+++ RECORD SET

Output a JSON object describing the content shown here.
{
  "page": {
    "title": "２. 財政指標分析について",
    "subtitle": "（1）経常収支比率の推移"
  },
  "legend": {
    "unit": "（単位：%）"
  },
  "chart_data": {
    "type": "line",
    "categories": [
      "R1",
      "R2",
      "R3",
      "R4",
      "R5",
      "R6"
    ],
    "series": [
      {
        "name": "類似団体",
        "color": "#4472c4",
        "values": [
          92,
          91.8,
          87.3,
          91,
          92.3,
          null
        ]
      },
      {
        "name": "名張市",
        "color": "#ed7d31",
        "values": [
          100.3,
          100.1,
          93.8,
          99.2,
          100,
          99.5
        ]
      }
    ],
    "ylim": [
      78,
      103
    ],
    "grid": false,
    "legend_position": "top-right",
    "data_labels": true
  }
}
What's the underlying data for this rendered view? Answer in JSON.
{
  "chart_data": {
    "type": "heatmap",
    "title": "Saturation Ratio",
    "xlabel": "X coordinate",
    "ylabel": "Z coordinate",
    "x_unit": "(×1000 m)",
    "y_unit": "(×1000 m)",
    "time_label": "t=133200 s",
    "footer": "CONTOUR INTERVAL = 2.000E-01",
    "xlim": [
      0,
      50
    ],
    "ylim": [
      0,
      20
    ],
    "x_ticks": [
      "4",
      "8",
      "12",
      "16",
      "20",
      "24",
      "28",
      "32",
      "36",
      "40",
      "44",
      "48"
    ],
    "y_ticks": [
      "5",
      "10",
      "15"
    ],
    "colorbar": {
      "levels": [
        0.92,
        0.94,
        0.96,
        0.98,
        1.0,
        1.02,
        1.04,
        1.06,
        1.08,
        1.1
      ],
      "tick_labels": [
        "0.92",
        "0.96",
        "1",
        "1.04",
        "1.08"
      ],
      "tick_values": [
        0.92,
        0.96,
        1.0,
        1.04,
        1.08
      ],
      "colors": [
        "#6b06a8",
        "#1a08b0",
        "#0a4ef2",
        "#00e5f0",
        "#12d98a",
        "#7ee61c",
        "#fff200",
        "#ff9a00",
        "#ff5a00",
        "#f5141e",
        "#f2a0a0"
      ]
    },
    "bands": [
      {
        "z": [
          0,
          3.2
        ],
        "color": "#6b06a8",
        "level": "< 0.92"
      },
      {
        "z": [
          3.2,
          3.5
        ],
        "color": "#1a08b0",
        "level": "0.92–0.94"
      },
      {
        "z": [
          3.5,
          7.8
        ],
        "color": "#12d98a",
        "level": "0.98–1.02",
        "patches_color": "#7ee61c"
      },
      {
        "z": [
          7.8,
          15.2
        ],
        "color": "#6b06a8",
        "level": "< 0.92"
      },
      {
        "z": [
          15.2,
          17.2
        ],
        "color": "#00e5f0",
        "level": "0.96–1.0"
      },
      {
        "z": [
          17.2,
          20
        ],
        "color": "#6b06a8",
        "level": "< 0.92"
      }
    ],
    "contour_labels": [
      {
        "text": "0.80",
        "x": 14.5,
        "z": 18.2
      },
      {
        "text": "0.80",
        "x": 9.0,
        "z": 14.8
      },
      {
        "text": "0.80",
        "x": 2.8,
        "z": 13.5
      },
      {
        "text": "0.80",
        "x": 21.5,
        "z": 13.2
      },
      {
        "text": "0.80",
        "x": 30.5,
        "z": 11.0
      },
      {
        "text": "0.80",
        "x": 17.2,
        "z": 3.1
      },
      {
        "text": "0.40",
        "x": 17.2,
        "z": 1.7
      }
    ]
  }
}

++++++

### [EXERCISE]
All the entries above need to be reproduced exactly.

### [ANSWER TO THIS TASK]
Output a JSON object describing the content shown here.
{
  "page": {
    "title": "２. 財政指標分析について",
    "subtitle": "（1）経常収支比率の推移"
  },
  "legend": {
    "unit": "（単位：%）"
  },
  "chart_data": {
    "type": "line",
    "categories": [
      "R1",
      "R2",
      "R3",
      "R4",
      "R5",
      "R6"
    ],
    "series": [
      {
        "name": "類似団体",
        "color": "#4472c4",
        "values": [
          92,
          91.8,
          87.3,
          91,
          92.3,
          null
        ]
      },
      {
        "name": "名張市",
        "color": "#ed7d31",
        "values": [
          100.3,
          100.1,
          93.8,
          99.2,
          100,
          99.5
        ]
      }
    ],
    "ylim": [
      78,
      103
    ],
    "grid": false,
    "legend_position": "top-right",
    "data_labels": true
  }
}
What's the underlying data for this rendered view? Answer in JSON.
{
  "chart_data": {
    "type": "heatmap",
    "title": "Saturation Ratio",
    "xlabel": "X coordinate",
    "ylabel": "Z coordinate",
    "x_unit": "(×1000 m)",
    "y_unit": "(×1000 m)",
    "time_label": "t=133200 s",
    "footer": "CONTOUR INTERVAL = 2.000E-01",
    "xlim": [
      0,
      50
    ],
    "ylim": [
      0,
      20
    ],
    "x_ticks": [
      "4",
      "8",
      "12",
      "16",
      "20",
      "24",
      "28",
      "32",
      "36",
      "40",
      "44",
      "48"
    ],
    "y_ticks": [
      "5",
      "10",
      "15"
    ],
    "colorbar": {
      "levels": [
        0.92,
        0.94,
        0.96,
        0.98,
        1.0,
        1.02,
        1.04,
        1.06,
        1.08,
        1.1
      ],
      "tick_labels": [
        "0.92",
        "0.96",
        "1",
        "1.04",
        "1.08"
      ],
      "tick_values": [
        0.92,
        0.96,
        1.0,
        1.04,
        1.08
      ],
      "colors": [
        "#6b06a8",
        "#1a08b0",
        "#0a4ef2",
        "#00e5f0",
        "#12d98a",
        "#7ee61c",
        "#fff200",
        "#ff9a00",
        "#ff5a00",
        "#f5141e",
        "#f2a0a0"
      ]
    },
    "bands": [
      {
        "z": [
          0,
          3.2
        ],
        "color": "#6b06a8",
        "level": "< 0.92"
      },
      {
        "z": [
          3.2,
          3.5
        ],
        "color": "#1a08b0",
        "level": "0.92–0.94"
      },
      {
        "z": [
          3.5,
          7.8
        ],
        "color": "#12d98a",
        "level": "0.98–1.02",
        "patches_color": "#7ee61c"
      },
      {
        "z": [
          7.8,
          15.2
        ],
        "color": "#6b06a8",
        "level": "< 0.92"
      },
      {
        "z": [
          15.2,
          17.2
        ],
        "color": "#00e5f0",
        "level": "0.96–1.0"
      },
      {
        "z": [
          17.2,
          20
        ],
        "color": "#6b06a8",
        "level": "< 0.92"
      }
    ],
    "contour_labels": [
      {
        "text": "0.80",
        "x": 14.5,
        "z": 18.2
      },
      {
        "text": "0.80",
        "x": 9.0,
        "z": 14.8
      },
      {
        "text": "0.80",
        "x": 2.8,
        "z": 13.5
      },
      {
        "text": "0.80",
        "x": 21.5,
        "z": 13.2
      },
      {
        "text": "0.80",
        "x": 30.5,
        "z": 11.0
      },
      {
        "text": "0.80",
        "x": 17.2,
        "z": 3.1
      },
      {
        "text": "0.40",
        "x": 17.2,
        "z": 1.7
      }
    ]
  }
}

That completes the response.